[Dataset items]
(begin)
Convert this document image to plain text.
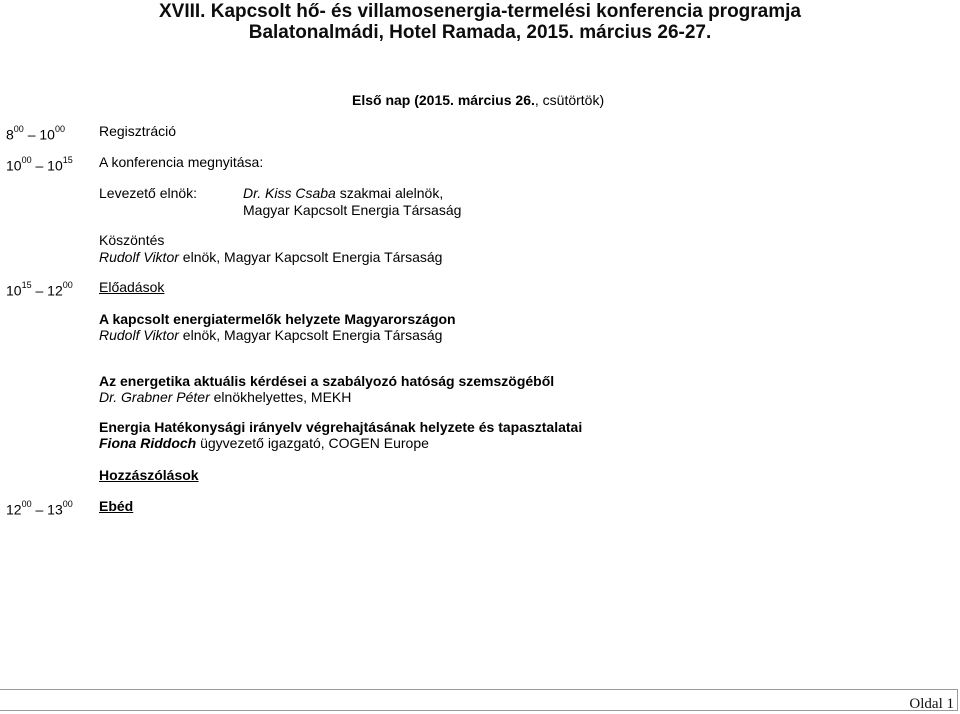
XVIII. Kapcsolt hő- és villamosenergia-termelési konferencia programja
Balatonalmádi, Hotel Ramada, 2015. március 26-27.
Első nap (2015. március 26., csütörtök)
$8^{00} - 10^{00}$ Regisztráció
$10^{00} - 10^{15}$ A konferencia megnyitása:
Levezető elnök:	Dr. Kiss Csaba szakmai alelnök,
Magyar Kapcsolt Energia Társaság
Köszöntés
Rudolf Viktor elnök, Magyar Kapcsolt Energia Társaság
$10^{15} - 12^{00}$ Előadások
A kapcsolt energiatermelők helyzete Magyarországon
Rudolf Viktor elnök, Magyar Kapcsolt Energia Társaság
Az energetika aktuális kérdései a szabályozó hatóság szemszögéből
Dr. Grabner Péter elnökhelyettes, MEKH
Energia Hatékonysági irányelv végrehajtásának helyzete és tapasztalatai
Fiona Riddoch ügyvezető igazgató, COGEN Europe
Hozzászólások
$12^{00} - 13^{00}$ Ebéd
Oldal 1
(end)
INSTRUCTION ▸ Pick out the lines that include the word "konferencia" and write them out.

RESULT ▸
XVIII. Kapcsolt hő- és villamosenergia-termelési konferencia programja
$10^{00} - 10^{15}$ A konferencia megnyitása:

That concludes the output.